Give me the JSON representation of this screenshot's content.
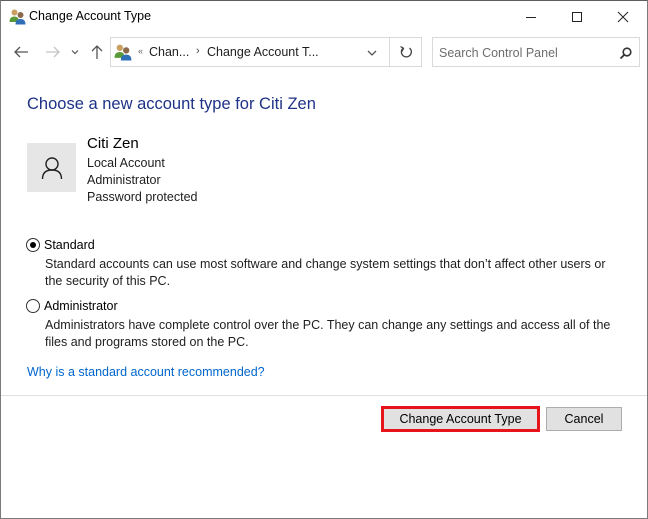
{
  "window": {
    "title": "Change Account Type",
    "controls": {
      "minimize": "minimize",
      "maximize": "maximize",
      "close": "close"
    }
  },
  "navigation": {
    "back_icon": "arrow-left-icon",
    "forward_icon": "arrow-right-icon",
    "recent_icon": "chevron-down-icon",
    "up_icon": "arrow-up-icon",
    "address": {
      "overflow": "«",
      "breadcrumbs": [
        "Chan...",
        "Change Account T..."
      ],
      "separator": "›"
    },
    "refresh_icon": "refresh-icon",
    "search": {
      "placeholder": "Search Control Panel",
      "value": ""
    }
  },
  "main": {
    "heading": "Choose a new account type for Citi Zen",
    "user": {
      "name": "Citi Zen",
      "details": [
        "Local Account",
        "Administrator",
        "Password protected"
      ]
    },
    "options": [
      {
        "label": "Standard",
        "selected": true,
        "description": "Standard accounts can use most software and change system settings that don’t affect other users or the security of this PC."
      },
      {
        "label": "Administrator",
        "selected": false,
        "description": "Administrators have complete control over the PC. They can change any settings and access all of the files and programs stored on the PC."
      }
    ],
    "help_link": "Why is a standard account recommended?"
  },
  "footer": {
    "primary_button": "Change Account Type",
    "cancel_button": "Cancel",
    "highlight_color": "#e8141c"
  },
  "colors": {
    "heading": "#1e3287",
    "link": "#0066cc"
  }
}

Task requirements »
Copy every record character for character. Skip the pictures.

Answer »
Give me the JSON representation of this screenshot's content.
{
  "window": {
    "title": "Change Account Type",
    "controls": {
      "minimize": "minimize",
      "maximize": "maximize",
      "close": "close"
    }
  },
  "navigation": {
    "back_icon": "arrow-left-icon",
    "forward_icon": "arrow-right-icon",
    "recent_icon": "chevron-down-icon",
    "up_icon": "arrow-up-icon",
    "address": {
      "overflow": "«",
      "breadcrumbs": [
        "Chan...",
        "Change Account T..."
      ],
      "separator": "›"
    },
    "refresh_icon": "refresh-icon",
    "search": {
      "placeholder": "Search Control Panel",
      "value": ""
    }
  },
  "main": {
    "heading": "Choose a new account type for Citi Zen",
    "user": {
      "name": "Citi Zen",
      "details": [
        "Local Account",
        "Administrator",
        "Password protected"
      ]
    },
    "options": [
      {
        "label": "Standard",
        "selected": true,
        "description": "Standard accounts can use most software and change system settings that don’t affect other users or the security of this PC."
      },
      {
        "label": "Administrator",
        "selected": false,
        "description": "Administrators have complete control over the PC. They can change any settings and access all of the files and programs stored on the PC."
      }
    ],
    "help_link": "Why is a standard account recommended?"
  },
  "footer": {
    "primary_button": "Change Account Type",
    "cancel_button": "Cancel",
    "highlight_color": "#e8141c"
  },
  "colors": {
    "heading": "#1e3287",
    "link": "#0066cc"
  }
}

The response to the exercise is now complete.